TASK OBJECTIVE –
Copy out each line exactly; pictures stay out of the copy.

DATA SHOWN –
<<<<
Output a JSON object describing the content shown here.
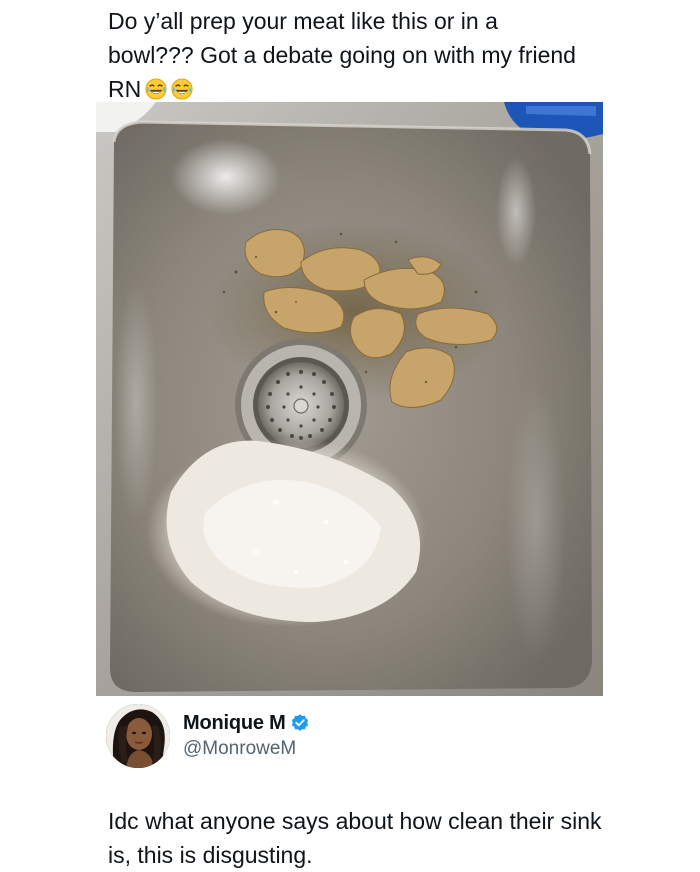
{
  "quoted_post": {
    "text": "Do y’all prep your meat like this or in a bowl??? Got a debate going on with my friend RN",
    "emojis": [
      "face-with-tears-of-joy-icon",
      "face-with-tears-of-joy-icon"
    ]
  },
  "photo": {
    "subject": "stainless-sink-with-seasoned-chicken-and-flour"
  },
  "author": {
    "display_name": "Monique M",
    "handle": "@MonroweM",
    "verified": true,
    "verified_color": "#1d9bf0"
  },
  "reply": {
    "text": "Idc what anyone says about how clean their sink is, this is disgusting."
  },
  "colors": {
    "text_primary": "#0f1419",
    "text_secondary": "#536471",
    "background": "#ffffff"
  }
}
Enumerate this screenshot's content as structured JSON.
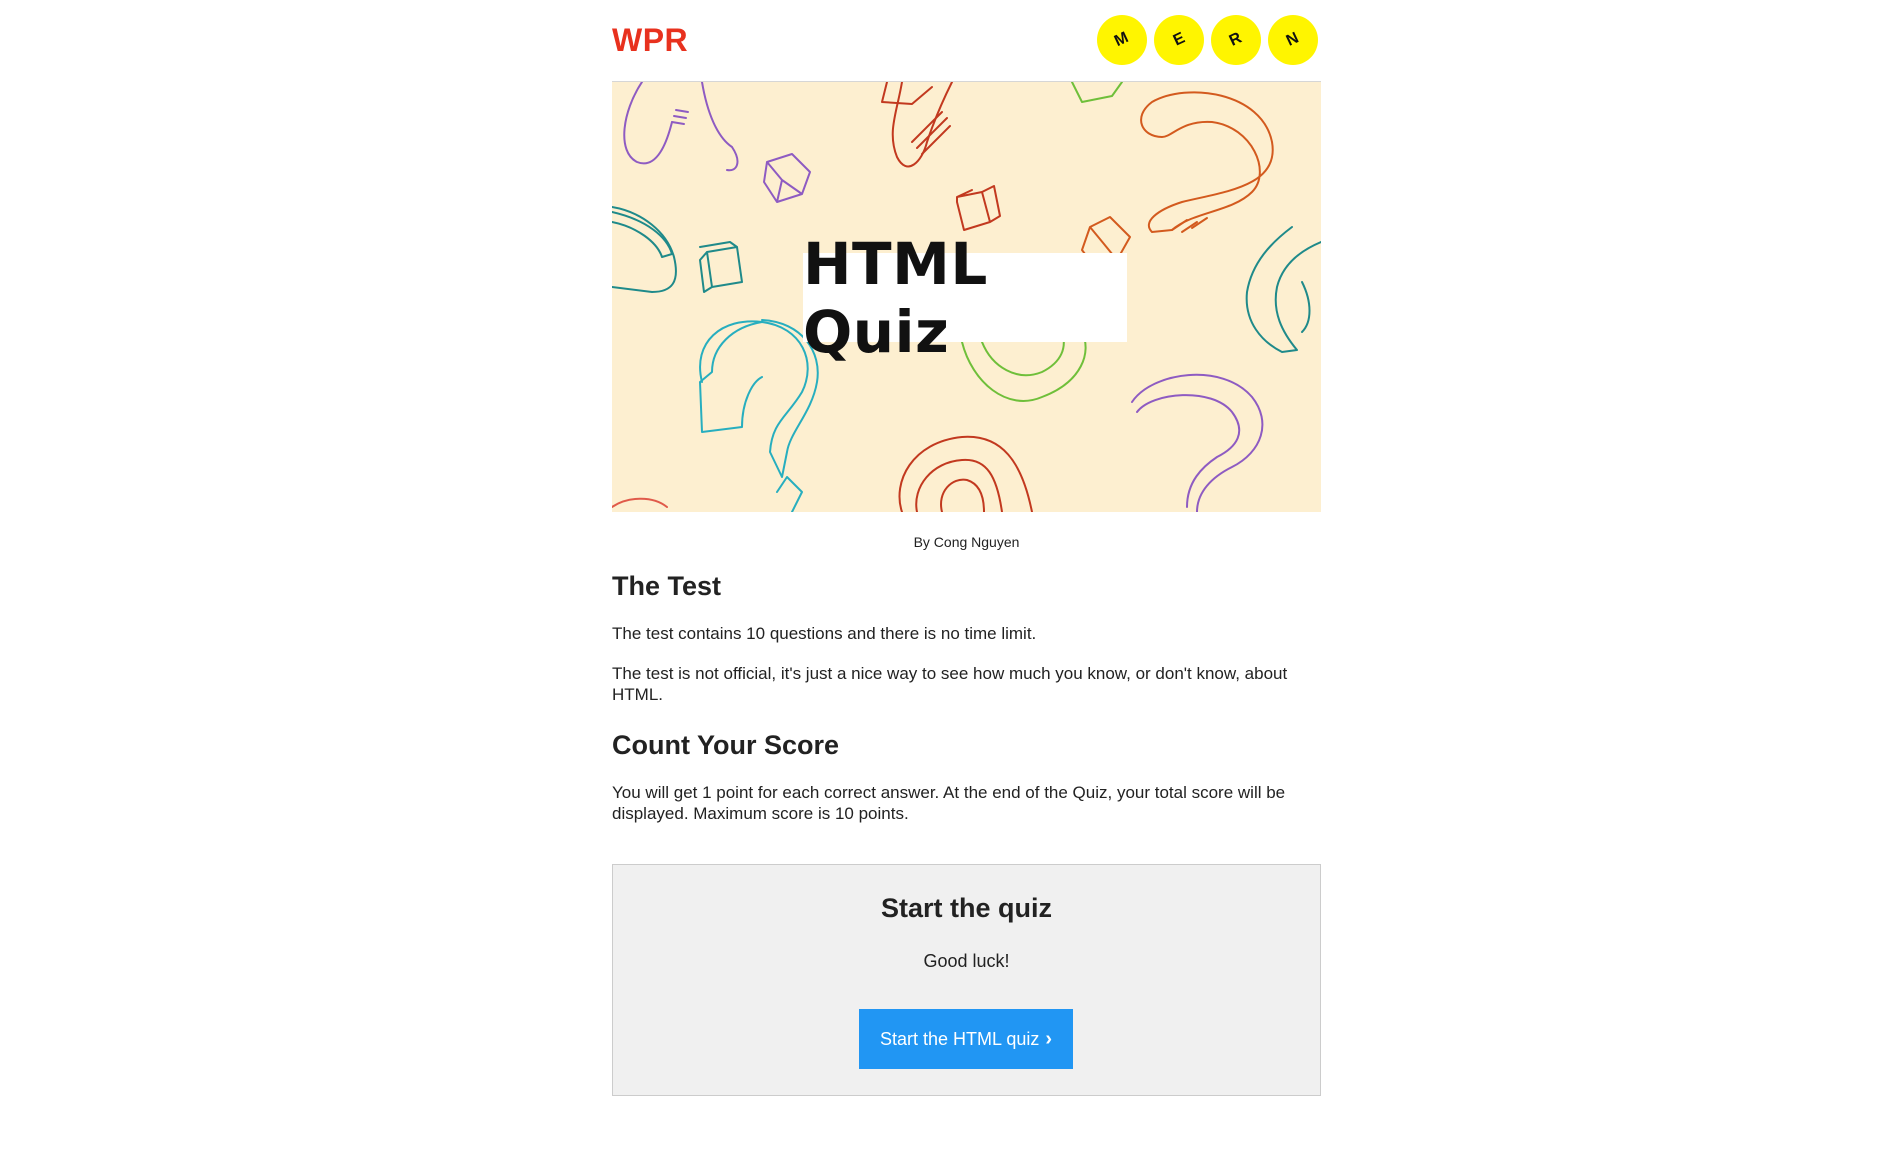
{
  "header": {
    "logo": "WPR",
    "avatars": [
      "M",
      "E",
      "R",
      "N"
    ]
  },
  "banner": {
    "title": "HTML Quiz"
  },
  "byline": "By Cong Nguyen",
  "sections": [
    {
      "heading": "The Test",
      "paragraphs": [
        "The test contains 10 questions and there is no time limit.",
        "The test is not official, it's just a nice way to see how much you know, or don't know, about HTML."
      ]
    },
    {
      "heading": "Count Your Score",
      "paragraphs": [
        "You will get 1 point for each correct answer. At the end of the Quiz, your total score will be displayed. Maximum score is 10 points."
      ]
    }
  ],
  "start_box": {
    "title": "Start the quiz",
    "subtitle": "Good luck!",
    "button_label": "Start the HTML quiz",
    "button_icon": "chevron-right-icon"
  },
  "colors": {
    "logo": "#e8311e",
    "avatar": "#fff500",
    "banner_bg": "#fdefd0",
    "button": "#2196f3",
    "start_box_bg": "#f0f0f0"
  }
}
>>>>
ANSWER TO THE TASK –
Output a JSON object describing the content shown here.
{
  "quoted_post": {
    "text": "Do y’all prep your meat like this or in a bowl??? Got a debate going on with my friend RN",
    "emojis": [
      "face-with-tears-of-joy-icon",
      "face-with-tears-of-joy-icon"
    ]
  },
  "photo": {
    "subject": "stainless-sink-with-seasoned-chicken-and-flour"
  },
  "author": {
    "display_name": "Monique M",
    "handle": "@MonroweM",
    "verified": true,
    "verified_color": "#1d9bf0"
  },
  "reply": {
    "text": "Idc what anyone says about how clean their sink is, this is disgusting."
  },
  "colors": {
    "text_primary": "#0f1419",
    "text_secondary": "#536471",
    "background": "#ffffff"
  }
}
Enumerate this screenshot's content as structured JSON.
{
  "header": {
    "logo": "WPR",
    "avatars": [
      "M",
      "E",
      "R",
      "N"
    ]
  },
  "banner": {
    "title": "HTML Quiz"
  },
  "byline": "By Cong Nguyen",
  "sections": [
    {
      "heading": "The Test",
      "paragraphs": [
        "The test contains 10 questions and there is no time limit.",
        "The test is not official, it's just a nice way to see how much you know, or don't know, about HTML."
      ]
    },
    {
      "heading": "Count Your Score",
      "paragraphs": [
        "You will get 1 point for each correct answer. At the end of the Quiz, your total score will be displayed. Maximum score is 10 points."
      ]
    }
  ],
  "start_box": {
    "title": "Start the quiz",
    "subtitle": "Good luck!",
    "button_label": "Start the HTML quiz",
    "button_icon": "chevron-right-icon"
  },
  "colors": {
    "logo": "#e8311e",
    "avatar": "#fff500",
    "banner_bg": "#fdefd0",
    "button": "#2196f3",
    "start_box_bg": "#f0f0f0"
  }
}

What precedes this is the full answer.